(RECORDS SHOWN)
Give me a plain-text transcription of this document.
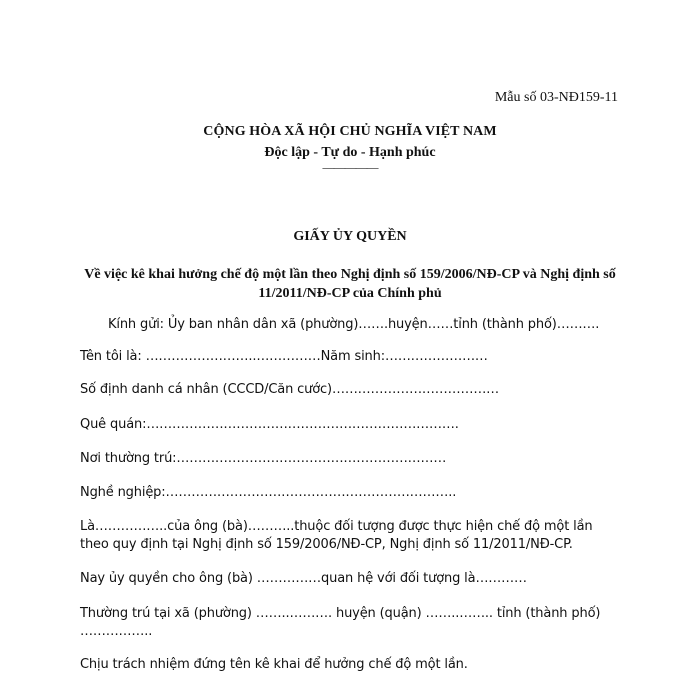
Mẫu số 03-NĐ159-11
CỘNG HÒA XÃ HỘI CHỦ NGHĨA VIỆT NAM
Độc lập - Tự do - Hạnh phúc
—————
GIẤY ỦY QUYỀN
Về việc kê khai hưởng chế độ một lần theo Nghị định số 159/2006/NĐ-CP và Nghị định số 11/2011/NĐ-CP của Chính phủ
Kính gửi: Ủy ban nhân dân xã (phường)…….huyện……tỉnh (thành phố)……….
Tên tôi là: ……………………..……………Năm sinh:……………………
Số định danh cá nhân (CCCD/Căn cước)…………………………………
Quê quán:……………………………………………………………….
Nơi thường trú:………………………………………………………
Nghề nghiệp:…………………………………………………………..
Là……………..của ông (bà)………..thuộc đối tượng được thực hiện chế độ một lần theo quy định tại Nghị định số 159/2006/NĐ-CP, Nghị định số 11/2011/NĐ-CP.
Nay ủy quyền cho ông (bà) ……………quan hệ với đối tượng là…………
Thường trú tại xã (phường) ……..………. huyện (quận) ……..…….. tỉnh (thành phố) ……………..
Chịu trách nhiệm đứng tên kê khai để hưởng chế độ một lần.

(WHAT IS NEEDED)
Filter for "tỉnh". Return all lines that hold it.

(ANSWER TO THE PROBLEM)
Kính gửi: Ủy ban nhân dân xã (phường)…….huyện……tỉnh (thành phố)……….
Thường trú tại xã (phường) ……..………. huyện (quận) ……..…….. tỉnh (thành phố) ……………..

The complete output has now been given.